Your goal
Your task is to output the listing word for word, with pictures excluded.

Data for processing
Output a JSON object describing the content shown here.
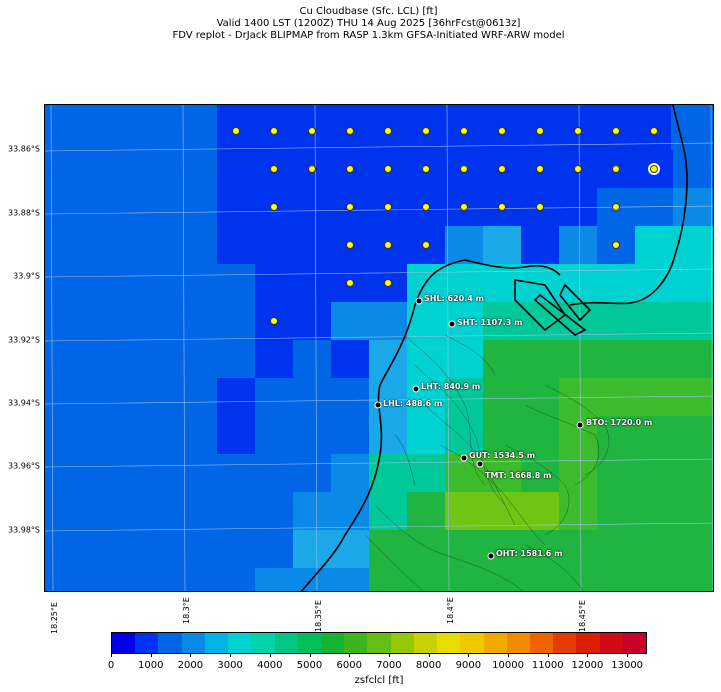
{
  "header": {
    "line1": "Cu Cloudbase (Sfc. LCL) [ft]",
    "line2": "Valid 1400 LST (1200Z) THU 14 Aug 2025 [36hrFcst@0613z]",
    "line3": "FDV replot - DrJack BLIPMAP from RASP 1.3km GFSA-Initiated WRF-ARW model"
  },
  "map": {
    "lat_labels": [
      "33.86°S",
      "33.88°S",
      "33.9°S",
      "33.92°S",
      "33.94°S",
      "33.96°S",
      "33.98°S"
    ],
    "lon_labels": [
      "18.25°E",
      "18.3°E",
      "18.35°E",
      "18.4°E",
      "18.45°E"
    ],
    "sites": [
      {
        "label": "SHL: 620.4 m"
      },
      {
        "label": "SHT: 1107.3 m"
      },
      {
        "label": "LHT: 840.9 m"
      },
      {
        "label": "LHL: 488.6 m"
      },
      {
        "label": "BTO: 1720.0 m"
      },
      {
        "label": "GUT: 1534.5 m"
      },
      {
        "label": "TMT: 1668.8 m"
      },
      {
        "label": "OHT: 1581.6 m"
      }
    ],
    "palette": {
      "ocean": "#0066e6",
      "deep": "#0033ee",
      "mid": "#0a8ae6",
      "shallow": "#1aa8e8",
      "cyan": "#00d2d2",
      "teal": "#00c89a",
      "green": "#20b440",
      "lightgreen": "#3cbc2c",
      "yellowgreen": "#70c414",
      "marker": "#ffff00"
    }
  },
  "colorbar": {
    "label": "zsfclcl [ft]",
    "ticks": [
      "0",
      "1000",
      "2000",
      "3000",
      "4000",
      "5000",
      "6000",
      "7000",
      "8000",
      "9000",
      "10000",
      "11000",
      "12000",
      "13000"
    ],
    "colors": [
      "#0000e6",
      "#0033ee",
      "#0066e6",
      "#0a8ae6",
      "#00b4e6",
      "#00d2d2",
      "#00d2aa",
      "#00c882",
      "#00be5a",
      "#14b432",
      "#3cb41e",
      "#64be14",
      "#96c80a",
      "#c8d200",
      "#e6dc00",
      "#f0c800",
      "#f0aa00",
      "#f08c00",
      "#f06400",
      "#e63c00",
      "#dc1e00",
      "#d20a14",
      "#c80028"
    ]
  }
}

The result
Output a JSON object describing the content shown here.
{
  "header": {
    "line1": "Cu Cloudbase (Sfc. LCL) [ft]",
    "line2": "Valid 1400 LST (1200Z) THU 14 Aug 2025 [36hrFcst@0613z]",
    "line3": "FDV replot - DrJack BLIPMAP from RASP 1.3km GFSA-Initiated WRF-ARW model"
  },
  "map": {
    "lat_labels": [
      "33.86°S",
      "33.88°S",
      "33.9°S",
      "33.92°S",
      "33.94°S",
      "33.96°S",
      "33.98°S"
    ],
    "lon_labels": [
      "18.25°E",
      "18.3°E",
      "18.35°E",
      "18.4°E",
      "18.45°E"
    ],
    "sites": [
      {
        "label": "SHL: 620.4 m"
      },
      {
        "label": "SHT: 1107.3 m"
      },
      {
        "label": "LHT: 840.9 m"
      },
      {
        "label": "LHL: 488.6 m"
      },
      {
        "label": "BTO: 1720.0 m"
      },
      {
        "label": "GUT: 1534.5 m"
      },
      {
        "label": "TMT: 1668.8 m"
      },
      {
        "label": "OHT: 1581.6 m"
      }
    ],
    "palette": {
      "ocean": "#0066e6",
      "deep": "#0033ee",
      "mid": "#0a8ae6",
      "shallow": "#1aa8e8",
      "cyan": "#00d2d2",
      "teal": "#00c89a",
      "green": "#20b440",
      "lightgreen": "#3cbc2c",
      "yellowgreen": "#70c414",
      "marker": "#ffff00"
    }
  },
  "colorbar": {
    "label": "zsfclcl [ft]",
    "ticks": [
      "0",
      "1000",
      "2000",
      "3000",
      "4000",
      "5000",
      "6000",
      "7000",
      "8000",
      "9000",
      "10000",
      "11000",
      "12000",
      "13000"
    ],
    "colors": [
      "#0000e6",
      "#0033ee",
      "#0066e6",
      "#0a8ae6",
      "#00b4e6",
      "#00d2d2",
      "#00d2aa",
      "#00c882",
      "#00be5a",
      "#14b432",
      "#3cb41e",
      "#64be14",
      "#96c80a",
      "#c8d200",
      "#e6dc00",
      "#f0c800",
      "#f0aa00",
      "#f08c00",
      "#f06400",
      "#e63c00",
      "#dc1e00",
      "#d20a14",
      "#c80028"
    ]
  }
}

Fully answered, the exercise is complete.